- **THE PROBLEM**
From the records, pick out and copy each line containing "have".

- **DATASET EXCERPTS**
^^^^

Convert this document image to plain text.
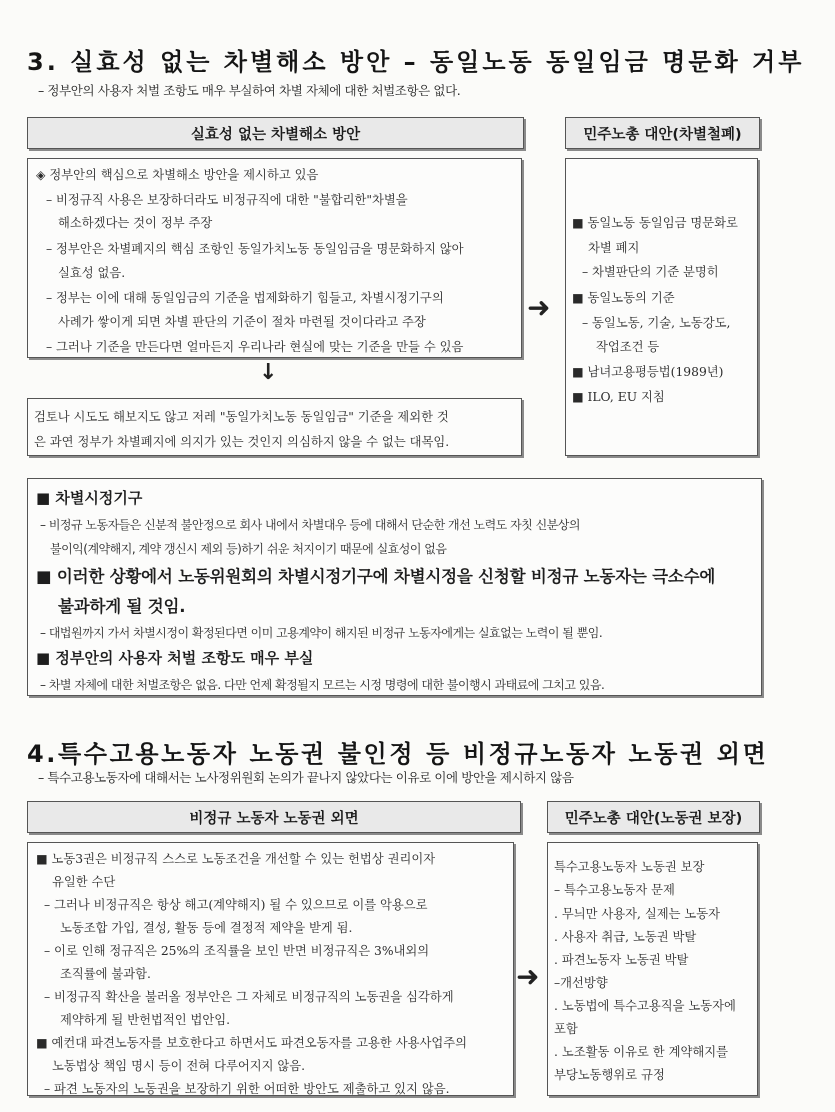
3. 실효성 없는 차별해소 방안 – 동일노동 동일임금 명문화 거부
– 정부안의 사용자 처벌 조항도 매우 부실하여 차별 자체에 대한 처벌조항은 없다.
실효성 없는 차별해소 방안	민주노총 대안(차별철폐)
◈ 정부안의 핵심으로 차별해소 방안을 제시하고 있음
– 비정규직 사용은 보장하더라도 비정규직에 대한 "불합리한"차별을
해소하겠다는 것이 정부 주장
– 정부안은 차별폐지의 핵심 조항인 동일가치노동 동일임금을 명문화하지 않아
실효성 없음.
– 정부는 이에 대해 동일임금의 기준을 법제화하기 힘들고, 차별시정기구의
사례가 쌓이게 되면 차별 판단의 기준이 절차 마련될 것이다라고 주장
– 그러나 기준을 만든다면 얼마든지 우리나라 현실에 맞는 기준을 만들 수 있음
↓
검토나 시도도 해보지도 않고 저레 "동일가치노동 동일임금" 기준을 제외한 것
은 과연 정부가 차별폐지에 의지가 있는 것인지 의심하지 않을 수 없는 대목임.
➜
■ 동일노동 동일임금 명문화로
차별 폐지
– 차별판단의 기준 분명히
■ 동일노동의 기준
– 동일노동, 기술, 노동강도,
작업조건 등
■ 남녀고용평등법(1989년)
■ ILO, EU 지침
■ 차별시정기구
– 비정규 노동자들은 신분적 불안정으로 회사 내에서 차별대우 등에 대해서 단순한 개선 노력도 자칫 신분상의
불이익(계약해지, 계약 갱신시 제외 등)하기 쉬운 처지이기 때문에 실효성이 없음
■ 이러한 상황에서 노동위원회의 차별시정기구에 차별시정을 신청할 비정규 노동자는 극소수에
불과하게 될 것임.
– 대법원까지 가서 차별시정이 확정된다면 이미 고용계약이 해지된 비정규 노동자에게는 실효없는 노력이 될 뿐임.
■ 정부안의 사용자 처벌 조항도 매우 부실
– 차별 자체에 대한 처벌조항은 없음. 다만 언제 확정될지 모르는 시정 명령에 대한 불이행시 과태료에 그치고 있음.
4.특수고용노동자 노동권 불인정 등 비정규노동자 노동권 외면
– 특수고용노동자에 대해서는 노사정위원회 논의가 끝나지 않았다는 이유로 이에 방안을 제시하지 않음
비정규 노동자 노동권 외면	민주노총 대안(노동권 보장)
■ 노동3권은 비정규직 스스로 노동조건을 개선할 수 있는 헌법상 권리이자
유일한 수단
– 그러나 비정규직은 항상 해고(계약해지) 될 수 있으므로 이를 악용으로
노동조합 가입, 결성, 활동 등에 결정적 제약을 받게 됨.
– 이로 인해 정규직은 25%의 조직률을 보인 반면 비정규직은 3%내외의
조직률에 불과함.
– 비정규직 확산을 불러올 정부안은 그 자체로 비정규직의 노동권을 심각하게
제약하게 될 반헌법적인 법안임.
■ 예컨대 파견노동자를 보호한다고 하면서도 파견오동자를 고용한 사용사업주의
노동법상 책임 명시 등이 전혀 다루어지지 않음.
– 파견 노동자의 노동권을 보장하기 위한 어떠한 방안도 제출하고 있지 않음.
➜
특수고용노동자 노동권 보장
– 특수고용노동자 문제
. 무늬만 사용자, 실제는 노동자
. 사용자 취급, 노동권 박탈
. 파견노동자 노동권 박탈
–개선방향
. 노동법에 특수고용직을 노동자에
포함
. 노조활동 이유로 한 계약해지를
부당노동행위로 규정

^^^^

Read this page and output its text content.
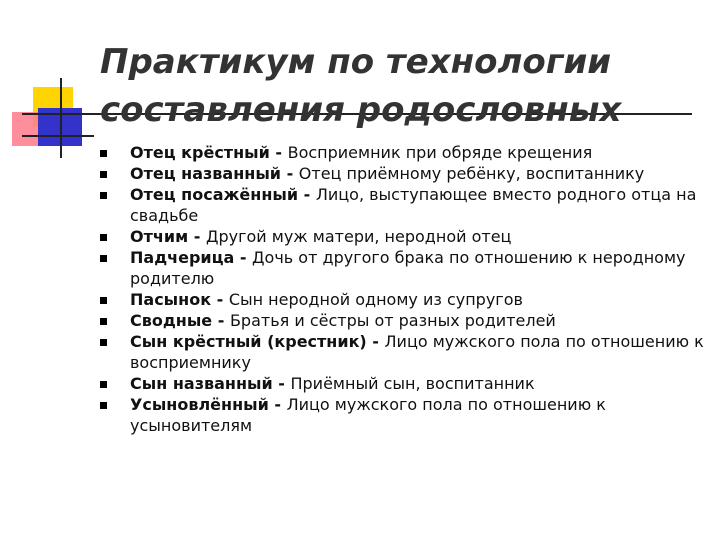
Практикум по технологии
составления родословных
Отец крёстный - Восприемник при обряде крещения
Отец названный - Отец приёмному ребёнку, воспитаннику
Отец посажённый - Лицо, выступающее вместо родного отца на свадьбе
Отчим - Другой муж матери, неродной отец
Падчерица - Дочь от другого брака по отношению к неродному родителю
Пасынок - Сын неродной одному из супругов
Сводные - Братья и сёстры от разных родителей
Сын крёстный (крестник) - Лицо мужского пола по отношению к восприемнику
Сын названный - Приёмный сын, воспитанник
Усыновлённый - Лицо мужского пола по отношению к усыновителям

^^^^

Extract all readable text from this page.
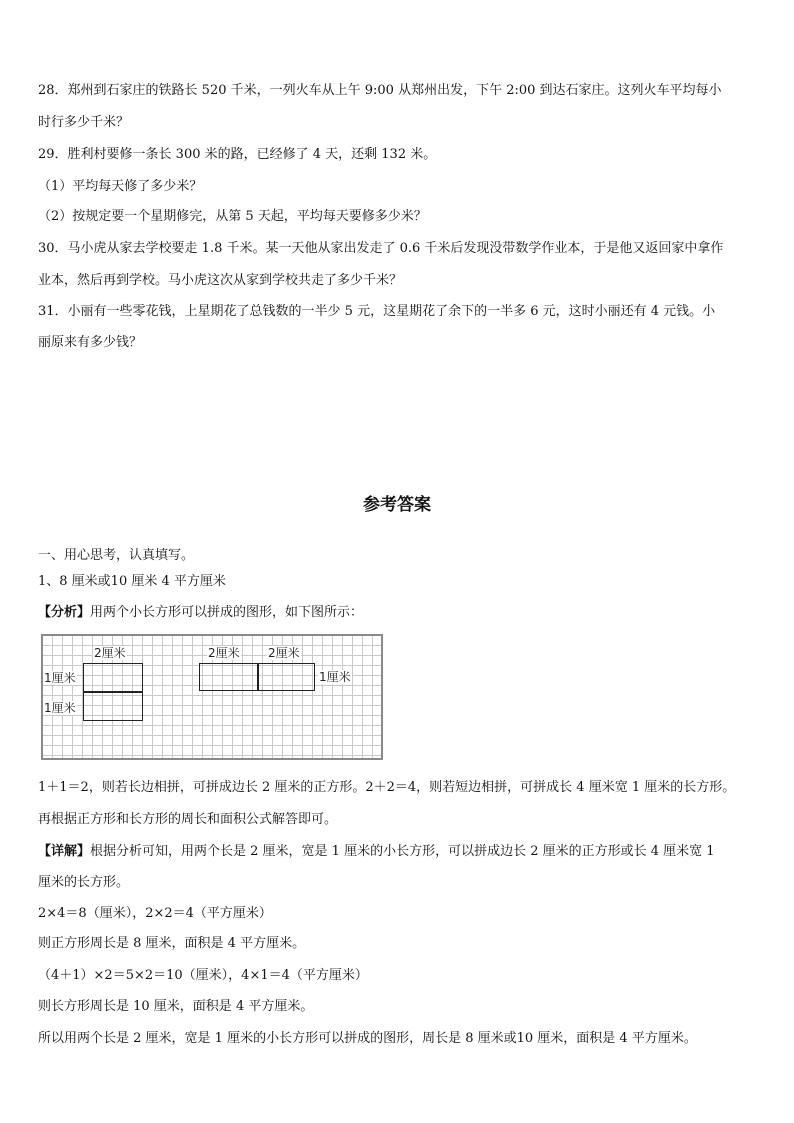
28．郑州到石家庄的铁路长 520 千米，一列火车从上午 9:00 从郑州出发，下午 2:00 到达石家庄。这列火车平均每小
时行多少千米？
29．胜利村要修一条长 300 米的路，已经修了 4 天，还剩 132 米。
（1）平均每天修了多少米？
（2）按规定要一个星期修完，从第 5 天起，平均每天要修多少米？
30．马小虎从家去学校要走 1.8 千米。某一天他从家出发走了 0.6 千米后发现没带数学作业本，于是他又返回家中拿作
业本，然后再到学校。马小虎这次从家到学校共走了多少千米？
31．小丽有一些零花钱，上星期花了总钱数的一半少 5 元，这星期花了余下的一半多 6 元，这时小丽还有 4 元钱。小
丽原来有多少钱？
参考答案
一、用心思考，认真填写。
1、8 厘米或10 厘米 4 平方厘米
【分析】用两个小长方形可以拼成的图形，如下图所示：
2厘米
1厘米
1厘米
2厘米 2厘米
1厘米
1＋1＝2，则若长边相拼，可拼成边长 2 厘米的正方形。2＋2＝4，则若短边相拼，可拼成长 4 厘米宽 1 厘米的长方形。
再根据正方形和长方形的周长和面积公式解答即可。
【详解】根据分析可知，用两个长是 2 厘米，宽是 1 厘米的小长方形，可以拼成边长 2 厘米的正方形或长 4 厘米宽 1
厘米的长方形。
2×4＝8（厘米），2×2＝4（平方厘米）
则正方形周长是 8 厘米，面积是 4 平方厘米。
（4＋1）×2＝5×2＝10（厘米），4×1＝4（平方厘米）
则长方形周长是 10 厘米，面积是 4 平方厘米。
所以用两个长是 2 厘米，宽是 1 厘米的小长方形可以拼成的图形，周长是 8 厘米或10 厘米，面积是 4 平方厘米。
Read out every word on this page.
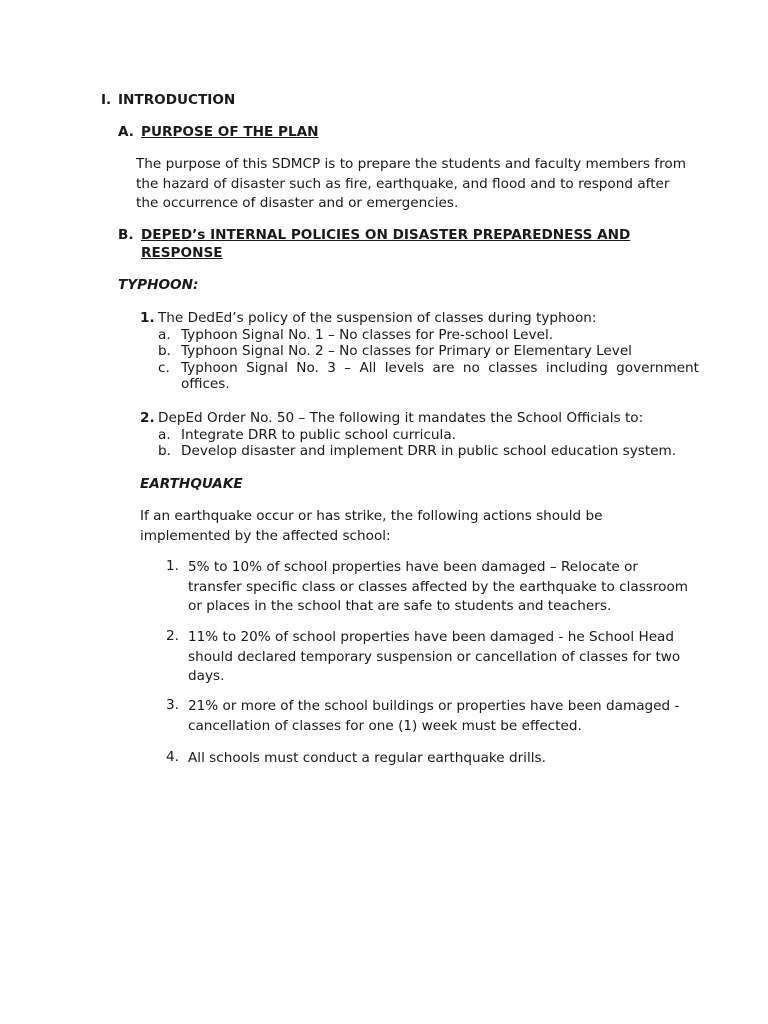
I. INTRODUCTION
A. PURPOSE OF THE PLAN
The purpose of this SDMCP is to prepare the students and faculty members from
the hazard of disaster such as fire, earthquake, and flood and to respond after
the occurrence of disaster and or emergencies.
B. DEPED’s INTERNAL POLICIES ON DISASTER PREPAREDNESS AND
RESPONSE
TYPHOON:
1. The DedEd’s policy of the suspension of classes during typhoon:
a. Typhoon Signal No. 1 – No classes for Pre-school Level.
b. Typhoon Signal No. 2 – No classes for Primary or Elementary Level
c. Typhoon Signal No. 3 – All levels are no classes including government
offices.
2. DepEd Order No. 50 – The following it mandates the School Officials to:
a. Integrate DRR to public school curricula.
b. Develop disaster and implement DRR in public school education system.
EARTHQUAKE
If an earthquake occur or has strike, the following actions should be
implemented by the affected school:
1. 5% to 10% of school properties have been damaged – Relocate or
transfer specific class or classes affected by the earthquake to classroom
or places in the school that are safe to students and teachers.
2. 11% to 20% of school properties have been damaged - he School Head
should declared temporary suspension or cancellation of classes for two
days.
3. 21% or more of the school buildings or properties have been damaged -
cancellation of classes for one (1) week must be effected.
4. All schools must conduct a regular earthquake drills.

^^^^

- **COMPLETE OUTPUT**
1. 5% to 10% of school properties have been damaged – Relocate or
2. 11% to 20% of school properties have been damaged - he School Head
3. 21% or more of the school buildings or properties have been damaged -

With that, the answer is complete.